> _Problem statement_
The records below must be retyped exactly.

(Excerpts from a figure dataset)
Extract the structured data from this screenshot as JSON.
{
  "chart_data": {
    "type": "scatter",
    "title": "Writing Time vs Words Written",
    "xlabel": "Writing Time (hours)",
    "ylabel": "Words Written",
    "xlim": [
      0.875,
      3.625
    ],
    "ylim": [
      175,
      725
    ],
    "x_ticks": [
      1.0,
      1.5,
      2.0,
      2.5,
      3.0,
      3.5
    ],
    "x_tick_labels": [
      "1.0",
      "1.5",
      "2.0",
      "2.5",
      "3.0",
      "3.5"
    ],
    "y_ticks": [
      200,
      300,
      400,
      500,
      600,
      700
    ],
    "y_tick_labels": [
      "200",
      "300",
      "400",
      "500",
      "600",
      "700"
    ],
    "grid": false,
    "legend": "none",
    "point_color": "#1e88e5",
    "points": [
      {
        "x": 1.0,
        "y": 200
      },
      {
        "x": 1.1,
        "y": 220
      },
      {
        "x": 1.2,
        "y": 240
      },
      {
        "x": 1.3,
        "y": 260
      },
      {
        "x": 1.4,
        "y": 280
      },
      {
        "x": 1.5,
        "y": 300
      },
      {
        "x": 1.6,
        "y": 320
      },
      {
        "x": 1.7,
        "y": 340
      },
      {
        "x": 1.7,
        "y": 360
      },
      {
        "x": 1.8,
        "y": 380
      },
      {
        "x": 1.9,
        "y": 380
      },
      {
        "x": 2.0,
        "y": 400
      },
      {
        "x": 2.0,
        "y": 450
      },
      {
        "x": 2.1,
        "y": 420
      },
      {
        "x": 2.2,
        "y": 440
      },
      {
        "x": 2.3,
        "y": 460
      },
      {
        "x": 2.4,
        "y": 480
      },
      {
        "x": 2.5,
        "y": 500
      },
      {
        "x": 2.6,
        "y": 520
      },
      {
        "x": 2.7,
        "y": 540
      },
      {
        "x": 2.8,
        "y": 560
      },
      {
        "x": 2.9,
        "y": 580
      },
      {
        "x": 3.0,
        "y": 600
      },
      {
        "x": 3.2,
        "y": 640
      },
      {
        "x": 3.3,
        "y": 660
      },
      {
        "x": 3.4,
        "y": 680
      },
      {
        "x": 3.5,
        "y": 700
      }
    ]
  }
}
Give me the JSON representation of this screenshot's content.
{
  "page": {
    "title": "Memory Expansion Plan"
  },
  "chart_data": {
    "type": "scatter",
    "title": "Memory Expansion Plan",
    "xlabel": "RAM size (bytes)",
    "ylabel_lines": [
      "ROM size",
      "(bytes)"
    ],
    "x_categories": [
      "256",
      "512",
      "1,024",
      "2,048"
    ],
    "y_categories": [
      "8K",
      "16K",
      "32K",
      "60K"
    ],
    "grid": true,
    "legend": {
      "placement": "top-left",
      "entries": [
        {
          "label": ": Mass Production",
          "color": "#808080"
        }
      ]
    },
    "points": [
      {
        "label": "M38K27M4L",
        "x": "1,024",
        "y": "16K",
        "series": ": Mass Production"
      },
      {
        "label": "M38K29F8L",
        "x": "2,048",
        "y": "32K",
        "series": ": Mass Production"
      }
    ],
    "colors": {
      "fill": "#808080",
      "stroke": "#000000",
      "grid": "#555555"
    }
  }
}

> _Answer to the exercise_
Extract the structured data from this screenshot as JSON.
{
  "chart_data": {
    "type": "scatter",
    "title": "Writing Time vs Words Written",
    "xlabel": "Writing Time (hours)",
    "ylabel": "Words Written",
    "xlim": [
      0.875,
      3.625
    ],
    "ylim": [
      175,
      725
    ],
    "x_ticks": [
      1.0,
      1.5,
      2.0,
      2.5,
      3.0,
      3.5
    ],
    "x_tick_labels": [
      "1.0",
      "1.5",
      "2.0",
      "2.5",
      "3.0",
      "3.5"
    ],
    "y_ticks": [
      200,
      300,
      400,
      500,
      600,
      700
    ],
    "y_tick_labels": [
      "200",
      "300",
      "400",
      "500",
      "600",
      "700"
    ],
    "grid": false,
    "legend": "none",
    "point_color": "#1e88e5",
    "points": [
      {
        "x": 1.0,
        "y": 200
      },
      {
        "x": 1.1,
        "y": 220
      },
      {
        "x": 1.2,
        "y": 240
      },
      {
        "x": 1.3,
        "y": 260
      },
      {
        "x": 1.4,
        "y": 280
      },
      {
        "x": 1.5,
        "y": 300
      },
      {
        "x": 1.6,
        "y": 320
      },
      {
        "x": 1.7,
        "y": 340
      },
      {
        "x": 1.7,
        "y": 360
      },
      {
        "x": 1.8,
        "y": 380
      },
      {
        "x": 1.9,
        "y": 380
      },
      {
        "x": 2.0,
        "y": 400
      },
      {
        "x": 2.0,
        "y": 450
      },
      {
        "x": 2.1,
        "y": 420
      },
      {
        "x": 2.2,
        "y": 440
      },
      {
        "x": 2.3,
        "y": 460
      },
      {
        "x": 2.4,
        "y": 480
      },
      {
        "x": 2.5,
        "y": 500
      },
      {
        "x": 2.6,
        "y": 520
      },
      {
        "x": 2.7,
        "y": 540
      },
      {
        "x": 2.8,
        "y": 560
      },
      {
        "x": 2.9,
        "y": 580
      },
      {
        "x": 3.0,
        "y": 600
      },
      {
        "x": 3.2,
        "y": 640
      },
      {
        "x": 3.3,
        "y": 660
      },
      {
        "x": 3.4,
        "y": 680
      },
      {
        "x": 3.5,
        "y": 700
      }
    ]
  }
}
Give me the JSON representation of this screenshot's content.
{
  "page": {
    "title": "Memory Expansion Plan"
  },
  "chart_data": {
    "type": "scatter",
    "title": "Memory Expansion Plan",
    "xlabel": "RAM size (bytes)",
    "ylabel_lines": [
      "ROM size",
      "(bytes)"
    ],
    "x_categories": [
      "256",
      "512",
      "1,024",
      "2,048"
    ],
    "y_categories": [
      "8K",
      "16K",
      "32K",
      "60K"
    ],
    "grid": true,
    "legend": {
      "placement": "top-left",
      "entries": [
        {
          "label": ": Mass Production",
          "color": "#808080"
        }
      ]
    },
    "points": [
      {
        "label": "M38K27M4L",
        "x": "1,024",
        "y": "16K",
        "series": ": Mass Production"
      },
      {
        "label": "M38K29F8L",
        "x": "2,048",
        "y": "32K",
        "series": ": Mass Production"
      }
    ],
    "colors": {
      "fill": "#808080",
      "stroke": "#000000",
      "grid": "#555555"
    }
  }
}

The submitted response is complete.